* _Dataset records_:
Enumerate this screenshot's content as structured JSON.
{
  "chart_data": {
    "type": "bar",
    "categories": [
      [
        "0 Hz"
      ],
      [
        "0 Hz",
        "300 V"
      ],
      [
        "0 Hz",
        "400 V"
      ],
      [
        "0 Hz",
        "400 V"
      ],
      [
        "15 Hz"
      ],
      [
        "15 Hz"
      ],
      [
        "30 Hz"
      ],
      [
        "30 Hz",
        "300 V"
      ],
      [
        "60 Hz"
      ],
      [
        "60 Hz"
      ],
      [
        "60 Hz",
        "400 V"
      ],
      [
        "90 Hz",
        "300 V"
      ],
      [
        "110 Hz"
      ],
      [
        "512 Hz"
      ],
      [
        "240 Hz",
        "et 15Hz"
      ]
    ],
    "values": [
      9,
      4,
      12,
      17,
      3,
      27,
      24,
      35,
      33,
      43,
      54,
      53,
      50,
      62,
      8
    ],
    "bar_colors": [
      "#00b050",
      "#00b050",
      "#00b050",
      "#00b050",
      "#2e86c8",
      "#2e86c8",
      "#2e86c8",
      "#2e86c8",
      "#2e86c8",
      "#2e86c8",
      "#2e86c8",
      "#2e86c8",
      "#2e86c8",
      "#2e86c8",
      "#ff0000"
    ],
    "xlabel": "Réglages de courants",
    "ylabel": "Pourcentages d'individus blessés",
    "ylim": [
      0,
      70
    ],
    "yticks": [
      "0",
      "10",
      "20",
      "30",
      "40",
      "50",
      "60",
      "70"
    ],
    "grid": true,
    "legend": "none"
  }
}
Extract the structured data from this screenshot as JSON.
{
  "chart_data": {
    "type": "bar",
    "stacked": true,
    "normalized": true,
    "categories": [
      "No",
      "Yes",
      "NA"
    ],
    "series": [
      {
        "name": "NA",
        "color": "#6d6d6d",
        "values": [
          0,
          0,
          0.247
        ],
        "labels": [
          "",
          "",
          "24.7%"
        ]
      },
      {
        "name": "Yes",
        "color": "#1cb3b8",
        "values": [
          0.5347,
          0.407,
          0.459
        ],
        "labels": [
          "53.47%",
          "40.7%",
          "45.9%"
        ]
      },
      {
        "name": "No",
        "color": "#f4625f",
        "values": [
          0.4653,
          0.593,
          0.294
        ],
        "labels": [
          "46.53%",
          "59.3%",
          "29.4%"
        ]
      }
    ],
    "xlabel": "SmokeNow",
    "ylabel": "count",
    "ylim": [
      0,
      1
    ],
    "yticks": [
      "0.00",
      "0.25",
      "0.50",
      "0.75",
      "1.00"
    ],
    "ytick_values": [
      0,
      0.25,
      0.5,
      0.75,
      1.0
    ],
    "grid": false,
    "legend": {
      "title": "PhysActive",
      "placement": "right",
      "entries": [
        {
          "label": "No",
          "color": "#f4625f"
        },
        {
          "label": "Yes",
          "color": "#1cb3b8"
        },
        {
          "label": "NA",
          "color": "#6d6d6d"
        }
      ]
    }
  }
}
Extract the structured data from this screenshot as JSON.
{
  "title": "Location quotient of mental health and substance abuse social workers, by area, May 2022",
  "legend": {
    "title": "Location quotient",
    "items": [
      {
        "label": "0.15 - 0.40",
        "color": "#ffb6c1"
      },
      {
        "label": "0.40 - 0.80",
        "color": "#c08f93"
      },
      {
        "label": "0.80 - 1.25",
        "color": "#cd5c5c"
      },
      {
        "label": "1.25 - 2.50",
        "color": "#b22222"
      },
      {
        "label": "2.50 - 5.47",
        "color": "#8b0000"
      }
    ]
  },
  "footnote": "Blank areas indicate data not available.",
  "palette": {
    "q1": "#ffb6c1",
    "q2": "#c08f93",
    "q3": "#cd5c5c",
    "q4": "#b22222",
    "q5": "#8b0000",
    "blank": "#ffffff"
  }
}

* _Required task_:
Set all of the entries down again, exactly as they were given.

* _Worked answer_:
Enumerate this screenshot's content as structured JSON.
{
  "chart_data": {
    "type": "bar",
    "categories": [
      [
        "0 Hz"
      ],
      [
        "0 Hz",
        "300 V"
      ],
      [
        "0 Hz",
        "400 V"
      ],
      [
        "0 Hz",
        "400 V"
      ],
      [
        "15 Hz"
      ],
      [
        "15 Hz"
      ],
      [
        "30 Hz"
      ],
      [
        "30 Hz",
        "300 V"
      ],
      [
        "60 Hz"
      ],
      [
        "60 Hz"
      ],
      [
        "60 Hz",
        "400 V"
      ],
      [
        "90 Hz",
        "300 V"
      ],
      [
        "110 Hz"
      ],
      [
        "512 Hz"
      ],
      [
        "240 Hz",
        "et 15Hz"
      ]
    ],
    "values": [
      9,
      4,
      12,
      17,
      3,
      27,
      24,
      35,
      33,
      43,
      54,
      53,
      50,
      62,
      8
    ],
    "bar_colors": [
      "#00b050",
      "#00b050",
      "#00b050",
      "#00b050",
      "#2e86c8",
      "#2e86c8",
      "#2e86c8",
      "#2e86c8",
      "#2e86c8",
      "#2e86c8",
      "#2e86c8",
      "#2e86c8",
      "#2e86c8",
      "#2e86c8",
      "#ff0000"
    ],
    "xlabel": "Réglages de courants",
    "ylabel": "Pourcentages d'individus blessés",
    "ylim": [
      0,
      70
    ],
    "yticks": [
      "0",
      "10",
      "20",
      "30",
      "40",
      "50",
      "60",
      "70"
    ],
    "grid": true,
    "legend": "none"
  }
}
Extract the structured data from this screenshot as JSON.
{
  "chart_data": {
    "type": "bar",
    "stacked": true,
    "normalized": true,
    "categories": [
      "No",
      "Yes",
      "NA"
    ],
    "series": [
      {
        "name": "NA",
        "color": "#6d6d6d",
        "values": [
          0,
          0,
          0.247
        ],
        "labels": [
          "",
          "",
          "24.7%"
        ]
      },
      {
        "name": "Yes",
        "color": "#1cb3b8",
        "values": [
          0.5347,
          0.407,
          0.459
        ],
        "labels": [
          "53.47%",
          "40.7%",
          "45.9%"
        ]
      },
      {
        "name": "No",
        "color": "#f4625f",
        "values": [
          0.4653,
          0.593,
          0.294
        ],
        "labels": [
          "46.53%",
          "59.3%",
          "29.4%"
        ]
      }
    ],
    "xlabel": "SmokeNow",
    "ylabel": "count",
    "ylim": [
      0,
      1
    ],
    "yticks": [
      "0.00",
      "0.25",
      "0.50",
      "0.75",
      "1.00"
    ],
    "ytick_values": [
      0,
      0.25,
      0.5,
      0.75,
      1.0
    ],
    "grid": false,
    "legend": {
      "title": "PhysActive",
      "placement": "right",
      "entries": [
        {
          "label": "No",
          "color": "#f4625f"
        },
        {
          "label": "Yes",
          "color": "#1cb3b8"
        },
        {
          "label": "NA",
          "color": "#6d6d6d"
        }
      ]
    }
  }
}
Extract the structured data from this screenshot as JSON.
{
  "title": "Location quotient of mental health and substance abuse social workers, by area, May 2022",
  "legend": {
    "title": "Location quotient",
    "items": [
      {
        "label": "0.15 - 0.40",
        "color": "#ffb6c1"
      },
      {
        "label": "0.40 - 0.80",
        "color": "#c08f93"
      },
      {
        "label": "0.80 - 1.25",
        "color": "#cd5c5c"
      },
      {
        "label": "1.25 - 2.50",
        "color": "#b22222"
      },
      {
        "label": "2.50 - 5.47",
        "color": "#8b0000"
      }
    ]
  },
  "footnote": "Blank areas indicate data not available.",
  "palette": {
    "q1": "#ffb6c1",
    "q2": "#c08f93",
    "q3": "#cd5c5c",
    "q4": "#b22222",
    "q5": "#8b0000",
    "blank": "#ffffff"
  }
}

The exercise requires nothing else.